### [PROBLEM REQUIREMENTS]
Give every line again exactly as it appears, please, but not the pictures.

### [RECORDS TO USE]
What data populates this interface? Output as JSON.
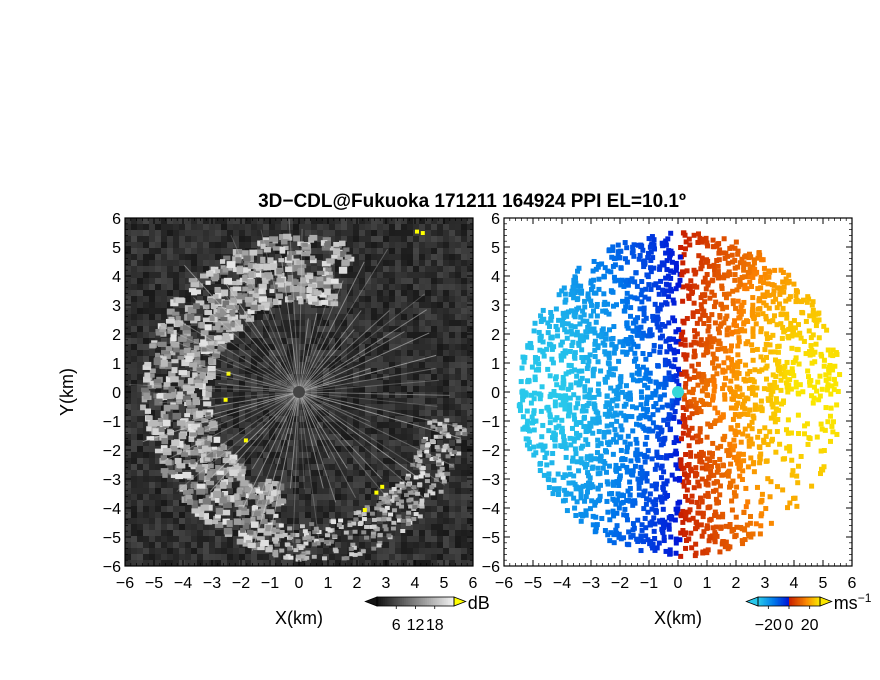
{
  "chart_data": [
    {
      "type": "heatmap",
      "panel": "reflectivity",
      "title": "3D−CDL@Fukuoka 171211 164924 PPI EL=10.1º",
      "xlabel": "X(km)",
      "ylabel": "Y(km)",
      "xlim": [
        -6,
        6
      ],
      "ylim": [
        -6,
        6
      ],
      "x_ticks": [
        "−6",
        "−5",
        "−4",
        "−3",
        "−2",
        "−1",
        "0",
        "1",
        "2",
        "3",
        "4",
        "5",
        "6"
      ],
      "y_ticks": [
        "−6",
        "−5",
        "−4",
        "−3",
        "−2",
        "−1",
        "0",
        "1",
        "2",
        "3",
        "4",
        "5",
        "6"
      ],
      "colorbar": {
        "label": "dB",
        "ticks": [
          "6",
          "12",
          "18"
        ],
        "range": [
          0,
          24
        ],
        "colormap": "grayscale",
        "over_color": "#ffff00"
      },
      "background_color": "#262626"
    },
    {
      "type": "heatmap",
      "panel": "radial-velocity",
      "xlabel": "X(km)",
      "xlim": [
        -6,
        6
      ],
      "ylim": [
        -6,
        6
      ],
      "x_ticks": [
        "−6",
        "−5",
        "−4",
        "−3",
        "−2",
        "−1",
        "0",
        "1",
        "2",
        "3",
        "4",
        "5",
        "6"
      ],
      "y_ticks": [
        "−6",
        "−5",
        "−4",
        "−3",
        "−2",
        "−1",
        "0",
        "1",
        "2",
        "3",
        "4",
        "5",
        "6"
      ],
      "colorbar": {
        "label": "ms",
        "label_exponent": "−1",
        "ticks": [
          "−20",
          "0",
          "20"
        ],
        "range": [
          -30,
          30
        ],
        "colormap": "cyan-blue-red-yellow"
      },
      "background_color": "#ffffff"
    }
  ]
}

### [SOLUTION FOR THIS TASK]
What data populates this interface? Output as JSON.
{
  "chart_data": [
    {
      "type": "heatmap",
      "panel": "reflectivity",
      "title": "3D−CDL@Fukuoka 171211 164924 PPI EL=10.1º",
      "xlabel": "X(km)",
      "ylabel": "Y(km)",
      "xlim": [
        -6,
        6
      ],
      "ylim": [
        -6,
        6
      ],
      "x_ticks": [
        "−6",
        "−5",
        "−4",
        "−3",
        "−2",
        "−1",
        "0",
        "1",
        "2",
        "3",
        "4",
        "5",
        "6"
      ],
      "y_ticks": [
        "−6",
        "−5",
        "−4",
        "−3",
        "−2",
        "−1",
        "0",
        "1",
        "2",
        "3",
        "4",
        "5",
        "6"
      ],
      "colorbar": {
        "label": "dB",
        "ticks": [
          "6",
          "12",
          "18"
        ],
        "range": [
          0,
          24
        ],
        "colormap": "grayscale",
        "over_color": "#ffff00"
      },
      "background_color": "#262626"
    },
    {
      "type": "heatmap",
      "panel": "radial-velocity",
      "xlabel": "X(km)",
      "xlim": [
        -6,
        6
      ],
      "ylim": [
        -6,
        6
      ],
      "x_ticks": [
        "−6",
        "−5",
        "−4",
        "−3",
        "−2",
        "−1",
        "0",
        "1",
        "2",
        "3",
        "4",
        "5",
        "6"
      ],
      "y_ticks": [
        "−6",
        "−5",
        "−4",
        "−3",
        "−2",
        "−1",
        "0",
        "1",
        "2",
        "3",
        "4",
        "5",
        "6"
      ],
      "colorbar": {
        "label": "ms",
        "label_exponent": "−1",
        "ticks": [
          "−20",
          "0",
          "20"
        ],
        "range": [
          -30,
          30
        ],
        "colormap": "cyan-blue-red-yellow"
      },
      "background_color": "#ffffff"
    }
  ]
}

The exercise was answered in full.